• [WHAT IS BEING ASKED]
Word for word, restate each entry that appears below.

• [Document page transcript entries]
= = = = = = =

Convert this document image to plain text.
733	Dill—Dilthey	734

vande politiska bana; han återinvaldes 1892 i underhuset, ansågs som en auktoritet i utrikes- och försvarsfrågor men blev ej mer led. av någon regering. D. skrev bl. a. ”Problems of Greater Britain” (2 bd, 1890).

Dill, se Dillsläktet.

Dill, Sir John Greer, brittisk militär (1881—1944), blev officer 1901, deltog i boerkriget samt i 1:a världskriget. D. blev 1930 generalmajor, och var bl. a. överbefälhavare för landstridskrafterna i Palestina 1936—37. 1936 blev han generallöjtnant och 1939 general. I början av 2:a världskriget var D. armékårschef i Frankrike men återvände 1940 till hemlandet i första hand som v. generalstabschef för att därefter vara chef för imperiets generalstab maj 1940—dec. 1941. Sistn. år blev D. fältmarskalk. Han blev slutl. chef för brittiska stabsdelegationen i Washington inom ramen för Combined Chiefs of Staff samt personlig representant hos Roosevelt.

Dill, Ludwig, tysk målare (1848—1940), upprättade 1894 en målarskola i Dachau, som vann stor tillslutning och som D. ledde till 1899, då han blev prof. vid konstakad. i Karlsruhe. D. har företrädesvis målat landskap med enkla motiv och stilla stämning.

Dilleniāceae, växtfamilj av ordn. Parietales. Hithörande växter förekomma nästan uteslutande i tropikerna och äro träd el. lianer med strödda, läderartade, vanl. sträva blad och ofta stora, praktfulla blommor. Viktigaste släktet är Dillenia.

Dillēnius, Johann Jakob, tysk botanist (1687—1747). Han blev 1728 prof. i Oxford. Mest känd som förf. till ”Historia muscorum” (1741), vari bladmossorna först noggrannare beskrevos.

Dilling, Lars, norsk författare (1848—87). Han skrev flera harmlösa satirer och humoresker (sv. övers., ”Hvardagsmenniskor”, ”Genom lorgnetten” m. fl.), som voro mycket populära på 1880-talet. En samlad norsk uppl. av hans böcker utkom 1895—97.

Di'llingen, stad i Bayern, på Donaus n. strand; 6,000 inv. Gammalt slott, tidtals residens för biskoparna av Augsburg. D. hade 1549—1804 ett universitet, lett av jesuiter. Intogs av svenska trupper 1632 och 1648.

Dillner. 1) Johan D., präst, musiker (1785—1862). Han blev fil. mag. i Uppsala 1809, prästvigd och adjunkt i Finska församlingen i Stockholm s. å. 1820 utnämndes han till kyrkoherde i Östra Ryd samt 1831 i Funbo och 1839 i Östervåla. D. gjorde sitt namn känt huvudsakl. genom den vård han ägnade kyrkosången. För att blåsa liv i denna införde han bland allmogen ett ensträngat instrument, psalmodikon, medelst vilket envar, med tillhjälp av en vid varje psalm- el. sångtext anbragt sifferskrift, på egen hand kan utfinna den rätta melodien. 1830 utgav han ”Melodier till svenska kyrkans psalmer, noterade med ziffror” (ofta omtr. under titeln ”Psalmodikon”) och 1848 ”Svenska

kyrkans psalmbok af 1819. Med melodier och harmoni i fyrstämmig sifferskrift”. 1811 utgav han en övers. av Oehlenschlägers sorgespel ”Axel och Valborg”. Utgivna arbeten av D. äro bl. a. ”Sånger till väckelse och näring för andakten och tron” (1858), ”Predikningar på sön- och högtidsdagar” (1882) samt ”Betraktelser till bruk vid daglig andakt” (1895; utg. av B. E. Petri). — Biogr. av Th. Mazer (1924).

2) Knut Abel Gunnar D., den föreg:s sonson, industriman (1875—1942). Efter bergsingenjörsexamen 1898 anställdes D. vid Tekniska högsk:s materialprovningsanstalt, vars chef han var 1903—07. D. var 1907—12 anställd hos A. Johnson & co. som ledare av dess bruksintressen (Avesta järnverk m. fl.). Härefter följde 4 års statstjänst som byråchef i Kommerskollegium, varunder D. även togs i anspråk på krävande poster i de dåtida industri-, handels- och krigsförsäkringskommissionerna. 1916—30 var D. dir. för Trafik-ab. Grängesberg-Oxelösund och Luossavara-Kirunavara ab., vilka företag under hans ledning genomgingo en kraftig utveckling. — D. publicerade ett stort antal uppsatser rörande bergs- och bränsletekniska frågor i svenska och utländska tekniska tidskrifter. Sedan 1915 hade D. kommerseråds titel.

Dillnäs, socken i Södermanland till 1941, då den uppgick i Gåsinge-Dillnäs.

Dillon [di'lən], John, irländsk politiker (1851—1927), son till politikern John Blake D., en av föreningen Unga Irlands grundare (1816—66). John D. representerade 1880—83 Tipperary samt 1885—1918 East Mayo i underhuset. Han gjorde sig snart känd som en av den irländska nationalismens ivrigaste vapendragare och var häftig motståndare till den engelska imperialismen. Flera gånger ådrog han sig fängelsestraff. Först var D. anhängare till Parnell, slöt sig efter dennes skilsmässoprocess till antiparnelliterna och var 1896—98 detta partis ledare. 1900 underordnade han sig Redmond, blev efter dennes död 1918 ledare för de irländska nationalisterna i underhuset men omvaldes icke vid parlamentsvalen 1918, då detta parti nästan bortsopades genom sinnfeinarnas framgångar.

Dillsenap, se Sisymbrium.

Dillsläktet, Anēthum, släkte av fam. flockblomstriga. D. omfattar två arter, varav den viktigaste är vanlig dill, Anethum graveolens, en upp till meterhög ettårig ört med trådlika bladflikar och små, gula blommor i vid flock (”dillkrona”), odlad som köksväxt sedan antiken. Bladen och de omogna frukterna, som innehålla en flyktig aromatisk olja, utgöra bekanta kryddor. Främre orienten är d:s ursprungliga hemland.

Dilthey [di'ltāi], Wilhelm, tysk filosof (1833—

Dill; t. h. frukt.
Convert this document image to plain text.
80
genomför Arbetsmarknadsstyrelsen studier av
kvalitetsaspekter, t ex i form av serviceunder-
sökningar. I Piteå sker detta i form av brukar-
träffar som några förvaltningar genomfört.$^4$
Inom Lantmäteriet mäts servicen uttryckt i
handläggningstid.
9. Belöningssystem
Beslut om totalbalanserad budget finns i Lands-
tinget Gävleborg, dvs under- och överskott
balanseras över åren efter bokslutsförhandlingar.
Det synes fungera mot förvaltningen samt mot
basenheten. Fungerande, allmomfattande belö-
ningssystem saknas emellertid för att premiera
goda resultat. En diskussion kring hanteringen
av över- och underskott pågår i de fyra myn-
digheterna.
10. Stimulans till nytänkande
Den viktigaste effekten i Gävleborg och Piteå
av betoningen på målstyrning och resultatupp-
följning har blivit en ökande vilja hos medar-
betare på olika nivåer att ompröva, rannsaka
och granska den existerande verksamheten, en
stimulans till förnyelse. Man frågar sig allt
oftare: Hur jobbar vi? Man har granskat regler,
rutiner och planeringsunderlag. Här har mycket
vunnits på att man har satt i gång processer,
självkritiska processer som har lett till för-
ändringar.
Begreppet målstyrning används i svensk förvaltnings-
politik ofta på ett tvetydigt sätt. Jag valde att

= = = = = = =

• [ANSWER SECTION]
Convert this document image to plain text.
733	Dill—Dilthey	734

vande politiska bana; han återinvaldes 1892 i underhuset, ansågs som en auktoritet i utrikes- och försvarsfrågor men blev ej mer led. av någon regering. D. skrev bl. a. ”Problems of Greater Britain” (2 bd, 1890).

Dill, se Dillsläktet.

Dill, Sir John Greer, brittisk militär (1881—1944), blev officer 1901, deltog i boerkriget samt i 1:a världskriget. D. blev 1930 generalmajor, och var bl. a. överbefälhavare för landstridskrafterna i Palestina 1936—37. 1936 blev han generallöjtnant och 1939 general. I början av 2:a världskriget var D. armékårschef i Frankrike men återvände 1940 till hemlandet i första hand som v. generalstabschef för att därefter vara chef för imperiets generalstab maj 1940—dec. 1941. Sistn. år blev D. fältmarskalk. Han blev slutl. chef för brittiska stabsdelegationen i Washington inom ramen för Combined Chiefs of Staff samt personlig representant hos Roosevelt.

Dill, Ludwig, tysk målare (1848—1940), upprättade 1894 en målarskola i Dachau, som vann stor tillslutning och som D. ledde till 1899, då han blev prof. vid konstakad. i Karlsruhe. D. har företrädesvis målat landskap med enkla motiv och stilla stämning.

Dilleniāceae, växtfamilj av ordn. Parietales. Hithörande växter förekomma nästan uteslutande i tropikerna och äro träd el. lianer med strödda, läderartade, vanl. sträva blad och ofta stora, praktfulla blommor. Viktigaste släktet är Dillenia.

Dillēnius, Johann Jakob, tysk botanist (1687—1747). Han blev 1728 prof. i Oxford. Mest känd som förf. till ”Historia muscorum” (1741), vari bladmossorna först noggrannare beskrevos.

Dilling, Lars, norsk författare (1848—87). Han skrev flera harmlösa satirer och humoresker (sv. övers., ”Hvardagsmenniskor”, ”Genom lorgnetten” m. fl.), som voro mycket populära på 1880-talet. En samlad norsk uppl. av hans böcker utkom 1895—97.

Di'llingen, stad i Bayern, på Donaus n. strand; 6,000 inv. Gammalt slott, tidtals residens för biskoparna av Augsburg. D. hade 1549—1804 ett universitet, lett av jesuiter. Intogs av svenska trupper 1632 och 1648.

Dillner. 1) Johan D., präst, musiker (1785—1862). Han blev fil. mag. i Uppsala 1809, prästvigd och adjunkt i Finska församlingen i Stockholm s. å. 1820 utnämndes han till kyrkoherde i Östra Ryd samt 1831 i Funbo och 1839 i Östervåla. D. gjorde sitt namn känt huvudsakl. genom den vård han ägnade kyrkosången. För att blåsa liv i denna införde han bland allmogen ett ensträngat instrument, psalmodikon, medelst vilket envar, med tillhjälp av en vid varje psalm- el. sångtext anbragt sifferskrift, på egen hand kan utfinna den rätta melodien. 1830 utgav han ”Melodier till svenska kyrkans psalmer, noterade med ziffror” (ofta omtr. under titeln ”Psalmodikon”) och 1848 ”Svenska

kyrkans psalmbok af 1819. Med melodier och harmoni i fyrstämmig sifferskrift”. 1811 utgav han en övers. av Oehlenschlägers sorgespel ”Axel och Valborg”. Utgivna arbeten av D. äro bl. a. ”Sånger till väckelse och näring för andakten och tron” (1858), ”Predikningar på sön- och högtidsdagar” (1882) samt ”Betraktelser till bruk vid daglig andakt” (1895; utg. av B. E. Petri). — Biogr. av Th. Mazer (1924).

2) Knut Abel Gunnar D., den föreg:s sonson, industriman (1875—1942). Efter bergsingenjörsexamen 1898 anställdes D. vid Tekniska högsk:s materialprovningsanstalt, vars chef han var 1903—07. D. var 1907—12 anställd hos A. Johnson & co. som ledare av dess bruksintressen (Avesta järnverk m. fl.). Härefter följde 4 års statstjänst som byråchef i Kommerskollegium, varunder D. även togs i anspråk på krävande poster i de dåtida industri-, handels- och krigsförsäkringskommissionerna. 1916—30 var D. dir. för Trafik-ab. Grängesberg-Oxelösund och Luossavara-Kirunavara ab., vilka företag under hans ledning genomgingo en kraftig utveckling. — D. publicerade ett stort antal uppsatser rörande bergs- och bränsletekniska frågor i svenska och utländska tekniska tidskrifter. Sedan 1915 hade D. kommerseråds titel.

Dillnäs, socken i Södermanland till 1941, då den uppgick i Gåsinge-Dillnäs.

Dillon [di'lən], John, irländsk politiker (1851—1927), son till politikern John Blake D., en av föreningen Unga Irlands grundare (1816—66). John D. representerade 1880—83 Tipperary samt 1885—1918 East Mayo i underhuset. Han gjorde sig snart känd som en av den irländska nationalismens ivrigaste vapendragare och var häftig motståndare till den engelska imperialismen. Flera gånger ådrog han sig fängelsestraff. Först var D. anhängare till Parnell, slöt sig efter dennes skilsmässoprocess till antiparnelliterna och var 1896—98 detta partis ledare. 1900 underordnade han sig Redmond, blev efter dennes död 1918 ledare för de irländska nationalisterna i underhuset men omvaldes icke vid parlamentsvalen 1918, då detta parti nästan bortsopades genom sinnfeinarnas framgångar.

Dillsenap, se Sisymbrium.

Dillsläktet, Anēthum, släkte av fam. flockblomstriga. D. omfattar två arter, varav den viktigaste är vanlig dill, Anethum graveolens, en upp till meterhög ettårig ört med trådlika bladflikar och små, gula blommor i vid flock (”dillkrona”), odlad som köksväxt sedan antiken. Bladen och de omogna frukterna, som innehålla en flyktig aromatisk olja, utgöra bekanta kryddor. Främre orienten är d:s ursprungliga hemland.

Dilthey [di'ltāi], Wilhelm, tysk filosof (1833—

Dill; t. h. frukt.
Convert this document image to plain text.
80
genomför Arbetsmarknadsstyrelsen studier av
kvalitetsaspekter, t ex i form av serviceunder-
sökningar. I Piteå sker detta i form av brukar-
träffar som några förvaltningar genomfört.$^4$
Inom Lantmäteriet mäts servicen uttryckt i
handläggningstid.
9. Belöningssystem
Beslut om totalbalanserad budget finns i Lands-
tinget Gävleborg, dvs under- och överskott
balanseras över åren efter bokslutsförhandlingar.
Det synes fungera mot förvaltningen samt mot
basenheten. Fungerande, allmomfattande belö-
ningssystem saknas emellertid för att premiera
goda resultat. En diskussion kring hanteringen
av över- och underskott pågår i de fyra myn-
digheterna.
10. Stimulans till nytänkande
Den viktigaste effekten i Gävleborg och Piteå
av betoningen på målstyrning och resultatupp-
följning har blivit en ökande vilja hos medar-
betare på olika nivåer att ompröva, rannsaka
och granska den existerande verksamheten, en
stimulans till förnyelse. Man frågar sig allt
oftare: Hur jobbar vi? Man har granskat regler,
rutiner och planeringsunderlag. Här har mycket
vunnits på att man har satt i gång processer,
självkritiska processer som har lett till för-
ändringar.
Begreppet målstyrning används i svensk förvaltnings-
politik ofta på ett tvetydigt sätt. Jag valde att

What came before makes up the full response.